• **Exercise instructions**: Extract every line of the entries below without changing anything, and leave the pictures out of your answer.

• **Items**:
○ ○ ○ ○ ○
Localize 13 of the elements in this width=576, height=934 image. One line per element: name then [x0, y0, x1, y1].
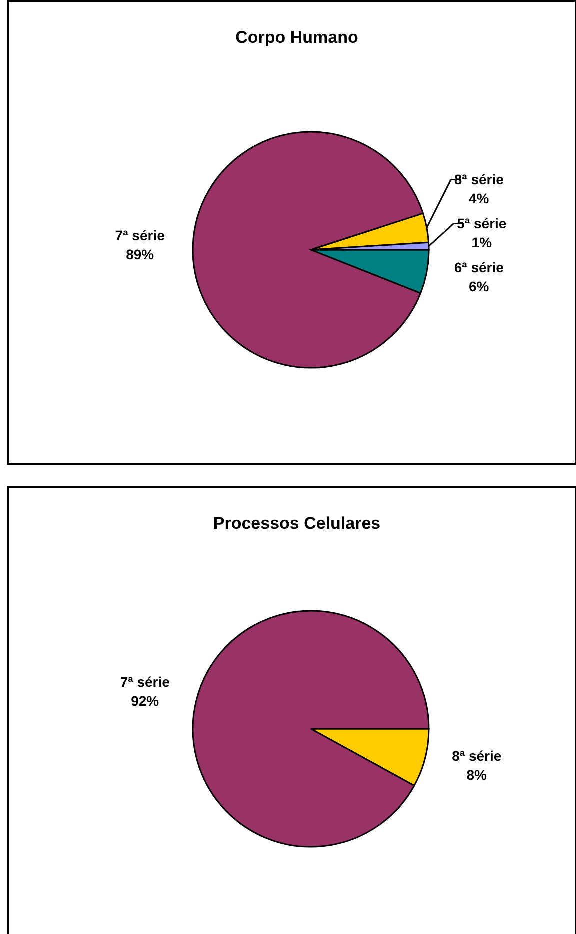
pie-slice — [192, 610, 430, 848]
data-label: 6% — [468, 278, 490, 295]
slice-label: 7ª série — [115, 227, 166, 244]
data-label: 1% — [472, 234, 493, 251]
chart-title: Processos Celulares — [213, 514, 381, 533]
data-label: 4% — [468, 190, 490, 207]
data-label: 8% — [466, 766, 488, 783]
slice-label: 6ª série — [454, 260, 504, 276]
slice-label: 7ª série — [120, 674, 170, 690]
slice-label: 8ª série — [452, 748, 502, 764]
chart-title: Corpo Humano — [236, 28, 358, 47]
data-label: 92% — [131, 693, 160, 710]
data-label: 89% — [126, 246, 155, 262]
○ ○ ○ ○ ○
• **The response**:
Localize 13 of the elements in this width=576, height=934 image. One line per element: name then [x0, y0, x1, y1].
pie-slice — [192, 610, 430, 848]
data-label: 6% — [468, 278, 490, 295]
slice-label: 7ª série — [115, 227, 166, 244]
data-label: 1% — [472, 234, 493, 251]
chart-title: Processos Celulares — [213, 514, 381, 533]
data-label: 4% — [468, 190, 490, 207]
data-label: 8% — [466, 766, 488, 783]
slice-label: 6ª série — [454, 260, 504, 276]
slice-label: 7ª série — [120, 674, 170, 690]
slice-label: 8ª série — [452, 748, 502, 764]
chart-title: Corpo Humano — [236, 28, 358, 47]
data-label: 92% — [131, 693, 160, 710]
data-label: 89% — [126, 246, 155, 262]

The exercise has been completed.